Data listing:
— Start —

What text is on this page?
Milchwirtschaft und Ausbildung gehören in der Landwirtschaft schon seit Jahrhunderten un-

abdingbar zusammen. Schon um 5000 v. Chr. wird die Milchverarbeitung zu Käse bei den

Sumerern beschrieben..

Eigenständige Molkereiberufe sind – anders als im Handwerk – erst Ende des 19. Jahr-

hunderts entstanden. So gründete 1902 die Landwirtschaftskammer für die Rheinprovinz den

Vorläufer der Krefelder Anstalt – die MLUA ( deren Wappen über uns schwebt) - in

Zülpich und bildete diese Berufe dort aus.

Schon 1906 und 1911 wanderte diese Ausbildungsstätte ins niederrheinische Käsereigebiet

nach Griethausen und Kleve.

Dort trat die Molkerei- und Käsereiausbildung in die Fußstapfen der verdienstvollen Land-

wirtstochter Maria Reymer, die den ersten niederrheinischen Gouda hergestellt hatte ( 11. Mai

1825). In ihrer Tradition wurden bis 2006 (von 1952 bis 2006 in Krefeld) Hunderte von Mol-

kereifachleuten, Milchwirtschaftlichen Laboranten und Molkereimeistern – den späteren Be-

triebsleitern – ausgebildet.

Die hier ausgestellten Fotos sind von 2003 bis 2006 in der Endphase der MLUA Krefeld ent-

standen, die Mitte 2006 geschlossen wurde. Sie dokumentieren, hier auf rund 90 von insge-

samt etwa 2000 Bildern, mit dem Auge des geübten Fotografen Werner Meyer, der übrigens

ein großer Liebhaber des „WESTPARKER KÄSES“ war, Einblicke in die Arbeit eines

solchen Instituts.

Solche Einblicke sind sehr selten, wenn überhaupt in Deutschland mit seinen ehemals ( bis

— End —

» Brief:
Report how many lines of the data contain the word "diese", using the number alone.

» Task response:
2